_Goal of the exercise_
Below are the records; collect from them each line containing the string "chlorophyll".

_Material for the task_
◇ ◇ ◇ ◇

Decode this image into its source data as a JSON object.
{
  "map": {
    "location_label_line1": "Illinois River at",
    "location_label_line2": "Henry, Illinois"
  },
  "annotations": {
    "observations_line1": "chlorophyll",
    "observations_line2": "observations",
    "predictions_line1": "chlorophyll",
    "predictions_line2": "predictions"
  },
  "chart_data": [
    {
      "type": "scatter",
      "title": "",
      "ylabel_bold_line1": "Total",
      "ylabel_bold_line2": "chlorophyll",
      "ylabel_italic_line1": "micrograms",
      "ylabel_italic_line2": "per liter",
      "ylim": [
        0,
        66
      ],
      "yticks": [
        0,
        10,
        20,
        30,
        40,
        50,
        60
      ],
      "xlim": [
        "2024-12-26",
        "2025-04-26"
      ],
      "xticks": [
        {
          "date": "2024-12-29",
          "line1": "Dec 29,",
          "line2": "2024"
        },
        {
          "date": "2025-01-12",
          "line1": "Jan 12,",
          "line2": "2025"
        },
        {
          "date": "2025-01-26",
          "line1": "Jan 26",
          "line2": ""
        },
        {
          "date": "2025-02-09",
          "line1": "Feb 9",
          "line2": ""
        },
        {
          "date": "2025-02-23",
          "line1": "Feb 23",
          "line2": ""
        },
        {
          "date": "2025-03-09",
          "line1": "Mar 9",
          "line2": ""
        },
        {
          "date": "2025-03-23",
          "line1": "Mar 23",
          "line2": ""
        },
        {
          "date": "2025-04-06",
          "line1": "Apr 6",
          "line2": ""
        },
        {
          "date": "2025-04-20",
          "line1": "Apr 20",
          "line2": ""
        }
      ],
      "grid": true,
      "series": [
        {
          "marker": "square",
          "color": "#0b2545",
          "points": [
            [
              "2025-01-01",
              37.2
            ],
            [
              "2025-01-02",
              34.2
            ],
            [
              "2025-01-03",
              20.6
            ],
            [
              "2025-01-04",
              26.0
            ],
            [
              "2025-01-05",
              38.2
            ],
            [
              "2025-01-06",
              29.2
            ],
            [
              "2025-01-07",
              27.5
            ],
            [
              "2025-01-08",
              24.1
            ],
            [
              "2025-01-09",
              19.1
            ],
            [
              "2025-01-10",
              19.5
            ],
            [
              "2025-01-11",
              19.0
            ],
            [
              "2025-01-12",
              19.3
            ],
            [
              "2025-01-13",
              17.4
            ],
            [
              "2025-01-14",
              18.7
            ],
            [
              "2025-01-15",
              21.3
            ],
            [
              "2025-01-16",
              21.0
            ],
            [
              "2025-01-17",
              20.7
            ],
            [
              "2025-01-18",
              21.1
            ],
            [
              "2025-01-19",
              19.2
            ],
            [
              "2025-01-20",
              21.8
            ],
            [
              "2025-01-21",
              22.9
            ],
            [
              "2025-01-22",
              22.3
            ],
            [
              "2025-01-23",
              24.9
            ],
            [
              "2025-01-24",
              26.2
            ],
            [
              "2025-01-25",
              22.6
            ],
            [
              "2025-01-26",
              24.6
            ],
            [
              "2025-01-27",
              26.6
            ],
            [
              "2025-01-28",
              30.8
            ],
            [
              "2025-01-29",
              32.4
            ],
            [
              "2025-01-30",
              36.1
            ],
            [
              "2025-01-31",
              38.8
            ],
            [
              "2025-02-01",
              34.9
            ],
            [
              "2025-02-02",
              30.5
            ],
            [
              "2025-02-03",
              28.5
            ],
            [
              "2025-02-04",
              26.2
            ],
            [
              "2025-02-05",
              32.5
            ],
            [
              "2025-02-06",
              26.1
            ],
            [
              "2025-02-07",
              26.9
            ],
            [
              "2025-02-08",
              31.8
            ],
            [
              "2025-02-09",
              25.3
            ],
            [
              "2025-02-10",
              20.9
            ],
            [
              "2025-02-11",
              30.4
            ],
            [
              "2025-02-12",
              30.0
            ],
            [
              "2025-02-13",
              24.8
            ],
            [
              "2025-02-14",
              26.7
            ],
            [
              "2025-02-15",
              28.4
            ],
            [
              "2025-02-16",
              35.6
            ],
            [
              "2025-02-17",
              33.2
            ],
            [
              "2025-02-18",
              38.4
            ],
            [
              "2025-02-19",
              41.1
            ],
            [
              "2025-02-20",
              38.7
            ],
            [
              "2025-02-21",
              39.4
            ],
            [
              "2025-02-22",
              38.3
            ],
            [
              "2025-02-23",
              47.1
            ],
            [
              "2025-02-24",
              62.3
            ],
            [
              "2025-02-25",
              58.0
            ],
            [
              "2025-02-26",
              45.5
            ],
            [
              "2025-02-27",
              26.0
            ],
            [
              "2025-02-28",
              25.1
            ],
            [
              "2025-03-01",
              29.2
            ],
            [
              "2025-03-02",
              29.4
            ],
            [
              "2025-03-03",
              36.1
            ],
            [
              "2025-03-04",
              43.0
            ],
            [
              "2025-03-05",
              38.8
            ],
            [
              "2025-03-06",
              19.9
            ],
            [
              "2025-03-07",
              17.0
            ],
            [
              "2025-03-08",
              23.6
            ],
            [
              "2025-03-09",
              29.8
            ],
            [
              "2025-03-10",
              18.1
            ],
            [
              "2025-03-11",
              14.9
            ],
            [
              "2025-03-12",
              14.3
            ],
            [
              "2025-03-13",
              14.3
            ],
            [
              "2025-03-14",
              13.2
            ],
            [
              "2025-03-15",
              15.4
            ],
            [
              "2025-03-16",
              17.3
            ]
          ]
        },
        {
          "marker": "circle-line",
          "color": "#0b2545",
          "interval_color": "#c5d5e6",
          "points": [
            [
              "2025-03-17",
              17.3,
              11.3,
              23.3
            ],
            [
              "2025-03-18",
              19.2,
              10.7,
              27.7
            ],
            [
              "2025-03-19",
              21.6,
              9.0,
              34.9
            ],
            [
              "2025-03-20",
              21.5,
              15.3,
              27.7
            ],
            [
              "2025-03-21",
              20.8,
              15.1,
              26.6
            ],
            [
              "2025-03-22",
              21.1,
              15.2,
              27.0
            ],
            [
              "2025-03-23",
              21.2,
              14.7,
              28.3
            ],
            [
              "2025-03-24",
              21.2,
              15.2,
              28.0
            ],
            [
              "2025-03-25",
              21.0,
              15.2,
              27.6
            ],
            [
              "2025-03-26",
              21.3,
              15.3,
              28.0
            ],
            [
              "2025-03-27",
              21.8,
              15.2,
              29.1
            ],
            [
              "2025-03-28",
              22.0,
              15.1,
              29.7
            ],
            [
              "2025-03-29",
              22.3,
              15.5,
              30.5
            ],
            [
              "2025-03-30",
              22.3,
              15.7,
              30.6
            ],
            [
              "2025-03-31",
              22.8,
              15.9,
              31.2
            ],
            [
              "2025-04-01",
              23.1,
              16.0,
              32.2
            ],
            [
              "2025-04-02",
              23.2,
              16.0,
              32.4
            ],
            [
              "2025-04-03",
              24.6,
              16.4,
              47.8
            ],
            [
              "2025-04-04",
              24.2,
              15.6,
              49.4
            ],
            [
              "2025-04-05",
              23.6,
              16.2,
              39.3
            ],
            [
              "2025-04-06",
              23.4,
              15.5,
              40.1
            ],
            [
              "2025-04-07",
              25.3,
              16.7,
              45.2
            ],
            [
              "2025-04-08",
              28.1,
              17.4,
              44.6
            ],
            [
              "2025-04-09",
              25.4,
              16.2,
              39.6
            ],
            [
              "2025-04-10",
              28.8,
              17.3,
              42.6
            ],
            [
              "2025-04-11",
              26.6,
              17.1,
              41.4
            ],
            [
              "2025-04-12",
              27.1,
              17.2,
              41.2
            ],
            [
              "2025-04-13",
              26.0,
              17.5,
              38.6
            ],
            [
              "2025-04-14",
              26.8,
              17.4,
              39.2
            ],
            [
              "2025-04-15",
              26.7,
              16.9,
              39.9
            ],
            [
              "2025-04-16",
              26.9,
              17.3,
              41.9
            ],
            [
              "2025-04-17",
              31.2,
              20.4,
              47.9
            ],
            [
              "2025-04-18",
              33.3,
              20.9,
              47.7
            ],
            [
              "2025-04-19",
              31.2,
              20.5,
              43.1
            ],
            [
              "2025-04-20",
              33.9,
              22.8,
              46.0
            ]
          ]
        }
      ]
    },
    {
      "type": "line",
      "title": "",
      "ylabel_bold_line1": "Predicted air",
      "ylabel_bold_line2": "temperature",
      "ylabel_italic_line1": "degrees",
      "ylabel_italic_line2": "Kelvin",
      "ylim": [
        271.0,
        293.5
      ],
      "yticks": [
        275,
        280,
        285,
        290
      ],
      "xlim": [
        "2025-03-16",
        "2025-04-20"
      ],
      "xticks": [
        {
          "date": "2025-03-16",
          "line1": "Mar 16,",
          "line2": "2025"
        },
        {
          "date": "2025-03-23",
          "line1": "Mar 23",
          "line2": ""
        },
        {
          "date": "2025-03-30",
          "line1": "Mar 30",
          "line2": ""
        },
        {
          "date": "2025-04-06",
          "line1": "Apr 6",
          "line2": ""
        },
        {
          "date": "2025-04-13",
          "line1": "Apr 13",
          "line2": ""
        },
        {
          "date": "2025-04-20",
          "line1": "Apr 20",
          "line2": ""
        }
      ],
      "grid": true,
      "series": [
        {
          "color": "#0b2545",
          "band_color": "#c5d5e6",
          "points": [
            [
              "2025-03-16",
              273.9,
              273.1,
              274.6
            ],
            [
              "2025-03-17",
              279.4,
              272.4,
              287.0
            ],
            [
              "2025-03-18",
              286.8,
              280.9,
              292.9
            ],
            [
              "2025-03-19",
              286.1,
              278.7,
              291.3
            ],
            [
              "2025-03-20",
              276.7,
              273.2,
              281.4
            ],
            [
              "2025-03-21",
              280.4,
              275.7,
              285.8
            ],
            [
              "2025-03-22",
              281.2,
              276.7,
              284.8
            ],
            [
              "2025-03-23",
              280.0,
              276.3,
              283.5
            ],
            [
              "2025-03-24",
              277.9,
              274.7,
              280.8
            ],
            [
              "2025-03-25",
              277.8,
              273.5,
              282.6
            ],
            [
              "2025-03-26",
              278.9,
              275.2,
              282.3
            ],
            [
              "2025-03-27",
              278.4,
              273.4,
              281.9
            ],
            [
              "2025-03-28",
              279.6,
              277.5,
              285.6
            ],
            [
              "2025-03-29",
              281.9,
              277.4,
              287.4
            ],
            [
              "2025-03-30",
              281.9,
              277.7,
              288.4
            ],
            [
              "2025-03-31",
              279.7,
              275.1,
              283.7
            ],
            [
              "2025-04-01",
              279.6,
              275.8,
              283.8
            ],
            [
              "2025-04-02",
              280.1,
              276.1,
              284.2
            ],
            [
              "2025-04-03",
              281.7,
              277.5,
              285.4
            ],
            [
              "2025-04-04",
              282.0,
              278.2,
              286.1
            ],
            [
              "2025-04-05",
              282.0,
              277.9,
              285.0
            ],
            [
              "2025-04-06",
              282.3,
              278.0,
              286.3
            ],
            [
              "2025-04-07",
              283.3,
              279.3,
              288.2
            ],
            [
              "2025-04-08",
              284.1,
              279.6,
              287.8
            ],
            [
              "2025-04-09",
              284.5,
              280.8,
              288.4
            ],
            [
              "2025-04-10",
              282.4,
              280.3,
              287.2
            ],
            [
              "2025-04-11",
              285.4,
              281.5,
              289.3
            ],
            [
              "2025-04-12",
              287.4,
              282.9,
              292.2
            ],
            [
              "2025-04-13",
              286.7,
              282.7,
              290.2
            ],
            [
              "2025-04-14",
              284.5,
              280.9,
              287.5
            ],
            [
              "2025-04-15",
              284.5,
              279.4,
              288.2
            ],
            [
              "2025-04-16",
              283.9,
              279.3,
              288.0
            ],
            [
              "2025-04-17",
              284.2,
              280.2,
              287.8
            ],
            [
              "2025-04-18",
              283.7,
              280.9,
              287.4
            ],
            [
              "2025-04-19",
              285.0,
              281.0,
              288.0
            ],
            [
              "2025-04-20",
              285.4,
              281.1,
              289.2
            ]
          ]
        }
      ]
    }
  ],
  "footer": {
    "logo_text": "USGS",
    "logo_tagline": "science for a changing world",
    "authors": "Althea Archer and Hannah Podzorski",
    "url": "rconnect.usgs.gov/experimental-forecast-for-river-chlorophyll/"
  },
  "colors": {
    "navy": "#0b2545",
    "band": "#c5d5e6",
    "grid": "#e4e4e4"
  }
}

◇ ◇ ◇ ◇

_Problem solution_
    "observations_line1": "chlorophyll",
    "predictions_line1": "chlorophyll",
      "ylabel_bold_line2": "chlorophyll",
    "url": "rconnect.usgs.gov/experimental-forecast-for-river-chlorophyll/"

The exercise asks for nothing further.